» Description of the task:
Here are some records. Copy each one exactly.

» Data extract:
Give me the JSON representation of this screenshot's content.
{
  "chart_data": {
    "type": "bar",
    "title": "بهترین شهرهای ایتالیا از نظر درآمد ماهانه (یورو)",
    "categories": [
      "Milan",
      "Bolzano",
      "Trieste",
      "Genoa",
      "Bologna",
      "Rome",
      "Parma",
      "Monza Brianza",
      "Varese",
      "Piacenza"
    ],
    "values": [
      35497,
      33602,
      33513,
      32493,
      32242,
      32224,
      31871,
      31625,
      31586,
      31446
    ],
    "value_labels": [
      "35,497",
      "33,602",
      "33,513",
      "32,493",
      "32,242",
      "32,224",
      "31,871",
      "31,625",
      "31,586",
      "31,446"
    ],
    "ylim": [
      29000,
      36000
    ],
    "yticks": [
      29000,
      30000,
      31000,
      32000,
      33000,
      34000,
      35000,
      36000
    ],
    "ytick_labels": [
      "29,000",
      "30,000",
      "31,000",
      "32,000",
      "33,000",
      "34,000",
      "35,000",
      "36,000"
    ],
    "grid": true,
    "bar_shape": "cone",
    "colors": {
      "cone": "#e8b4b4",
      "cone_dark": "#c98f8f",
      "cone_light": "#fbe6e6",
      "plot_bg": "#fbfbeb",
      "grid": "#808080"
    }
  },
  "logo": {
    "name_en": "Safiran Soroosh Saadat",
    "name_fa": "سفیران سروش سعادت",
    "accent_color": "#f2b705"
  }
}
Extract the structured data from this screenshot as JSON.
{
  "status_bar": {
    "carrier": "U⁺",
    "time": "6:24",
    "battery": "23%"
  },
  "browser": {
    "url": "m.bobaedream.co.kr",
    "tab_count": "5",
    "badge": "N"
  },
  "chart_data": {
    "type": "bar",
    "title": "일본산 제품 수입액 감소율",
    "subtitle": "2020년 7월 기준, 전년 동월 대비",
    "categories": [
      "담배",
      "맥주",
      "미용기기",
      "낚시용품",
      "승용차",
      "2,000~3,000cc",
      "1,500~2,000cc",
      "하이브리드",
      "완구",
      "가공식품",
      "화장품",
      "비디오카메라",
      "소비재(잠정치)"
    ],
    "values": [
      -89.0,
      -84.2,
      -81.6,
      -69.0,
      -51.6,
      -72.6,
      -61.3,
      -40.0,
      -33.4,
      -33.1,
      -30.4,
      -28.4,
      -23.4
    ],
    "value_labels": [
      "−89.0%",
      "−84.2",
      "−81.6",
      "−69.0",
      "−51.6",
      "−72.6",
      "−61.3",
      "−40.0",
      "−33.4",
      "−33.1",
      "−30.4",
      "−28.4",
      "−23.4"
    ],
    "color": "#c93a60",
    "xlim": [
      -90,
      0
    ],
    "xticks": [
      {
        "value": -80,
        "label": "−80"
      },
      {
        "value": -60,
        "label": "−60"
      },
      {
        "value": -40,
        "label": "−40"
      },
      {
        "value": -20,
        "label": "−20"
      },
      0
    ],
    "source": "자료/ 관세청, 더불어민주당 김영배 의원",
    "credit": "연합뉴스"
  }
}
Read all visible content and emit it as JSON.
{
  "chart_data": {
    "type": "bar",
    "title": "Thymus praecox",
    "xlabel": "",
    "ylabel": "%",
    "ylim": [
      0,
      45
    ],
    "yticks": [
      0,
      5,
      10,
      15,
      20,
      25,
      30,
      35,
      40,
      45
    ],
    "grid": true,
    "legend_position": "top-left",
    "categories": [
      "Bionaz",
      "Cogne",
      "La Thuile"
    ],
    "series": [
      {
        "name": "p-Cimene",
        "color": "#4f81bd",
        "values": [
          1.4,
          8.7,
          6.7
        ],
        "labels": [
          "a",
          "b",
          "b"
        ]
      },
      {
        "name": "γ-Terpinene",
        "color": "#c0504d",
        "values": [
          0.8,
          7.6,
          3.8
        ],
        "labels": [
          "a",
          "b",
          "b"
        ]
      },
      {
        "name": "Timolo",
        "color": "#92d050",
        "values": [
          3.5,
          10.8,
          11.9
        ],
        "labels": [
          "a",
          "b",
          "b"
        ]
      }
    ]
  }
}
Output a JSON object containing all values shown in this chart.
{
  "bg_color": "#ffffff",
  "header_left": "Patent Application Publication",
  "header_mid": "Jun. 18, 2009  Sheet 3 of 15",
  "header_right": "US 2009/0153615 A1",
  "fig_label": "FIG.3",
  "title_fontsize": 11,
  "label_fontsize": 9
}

» Task result:
Give me the JSON representation of this screenshot's content.
{
  "chart_data": {
    "type": "bar",
    "title": "بهترین شهرهای ایتالیا از نظر درآمد ماهانه (یورو)",
    "categories": [
      "Milan",
      "Bolzano",
      "Trieste",
      "Genoa",
      "Bologna",
      "Rome",
      "Parma",
      "Monza Brianza",
      "Varese",
      "Piacenza"
    ],
    "values": [
      35497,
      33602,
      33513,
      32493,
      32242,
      32224,
      31871,
      31625,
      31586,
      31446
    ],
    "value_labels": [
      "35,497",
      "33,602",
      "33,513",
      "32,493",
      "32,242",
      "32,224",
      "31,871",
      "31,625",
      "31,586",
      "31,446"
    ],
    "ylim": [
      29000,
      36000
    ],
    "yticks": [
      29000,
      30000,
      31000,
      32000,
      33000,
      34000,
      35000,
      36000
    ],
    "ytick_labels": [
      "29,000",
      "30,000",
      "31,000",
      "32,000",
      "33,000",
      "34,000",
      "35,000",
      "36,000"
    ],
    "grid": true,
    "bar_shape": "cone",
    "colors": {
      "cone": "#e8b4b4",
      "cone_dark": "#c98f8f",
      "cone_light": "#fbe6e6",
      "plot_bg": "#fbfbeb",
      "grid": "#808080"
    }
  },
  "logo": {
    "name_en": "Safiran Soroosh Saadat",
    "name_fa": "سفیران سروش سعادت",
    "accent_color": "#f2b705"
  }
}
Extract the structured data from this screenshot as JSON.
{
  "status_bar": {
    "carrier": "U⁺",
    "time": "6:24",
    "battery": "23%"
  },
  "browser": {
    "url": "m.bobaedream.co.kr",
    "tab_count": "5",
    "badge": "N"
  },
  "chart_data": {
    "type": "bar",
    "title": "일본산 제품 수입액 감소율",
    "subtitle": "2020년 7월 기준, 전년 동월 대비",
    "categories": [
      "담배",
      "맥주",
      "미용기기",
      "낚시용품",
      "승용차",
      "2,000~3,000cc",
      "1,500~2,000cc",
      "하이브리드",
      "완구",
      "가공식품",
      "화장품",
      "비디오카메라",
      "소비재(잠정치)"
    ],
    "values": [
      -89.0,
      -84.2,
      -81.6,
      -69.0,
      -51.6,
      -72.6,
      -61.3,
      -40.0,
      -33.4,
      -33.1,
      -30.4,
      -28.4,
      -23.4
    ],
    "value_labels": [
      "−89.0%",
      "−84.2",
      "−81.6",
      "−69.0",
      "−51.6",
      "−72.6",
      "−61.3",
      "−40.0",
      "−33.4",
      "−33.1",
      "−30.4",
      "−28.4",
      "−23.4"
    ],
    "color": "#c93a60",
    "xlim": [
      -90,
      0
    ],
    "xticks": [
      {
        "value": -80,
        "label": "−80"
      },
      {
        "value": -60,
        "label": "−60"
      },
      {
        "value": -40,
        "label": "−40"
      },
      {
        "value": -20,
        "label": "−20"
      },
      0
    ],
    "source": "자료/ 관세청, 더불어민주당 김영배 의원",
    "credit": "연합뉴스"
  }
}
Read all visible content and emit it as JSON.
{
  "chart_data": {
    "type": "bar",
    "title": "Thymus praecox",
    "xlabel": "",
    "ylabel": "%",
    "ylim": [
      0,
      45
    ],
    "yticks": [
      0,
      5,
      10,
      15,
      20,
      25,
      30,
      35,
      40,
      45
    ],
    "grid": true,
    "legend_position": "top-left",
    "categories": [
      "Bionaz",
      "Cogne",
      "La Thuile"
    ],
    "series": [
      {
        "name": "p-Cimene",
        "color": "#4f81bd",
        "values": [
          1.4,
          8.7,
          6.7
        ],
        "labels": [
          "a",
          "b",
          "b"
        ]
      },
      {
        "name": "γ-Terpinene",
        "color": "#c0504d",
        "values": [
          0.8,
          7.6,
          3.8
        ],
        "labels": [
          "a",
          "b",
          "b"
        ]
      },
      {
        "name": "Timolo",
        "color": "#92d050",
        "values": [
          3.5,
          10.8,
          11.9
        ],
        "labels": [
          "a",
          "b",
          "b"
        ]
      }
    ]
  }
}
Output a JSON object containing all values shown in this chart.
{
  "bg_color": "#ffffff",
  "header_left": "Patent Application Publication",
  "header_mid": "Jun. 18, 2009  Sheet 3 of 15",
  "header_right": "US 2009/0153615 A1",
  "fig_label": "FIG.3",
  "title_fontsize": 11,
  "label_fontsize": 9
}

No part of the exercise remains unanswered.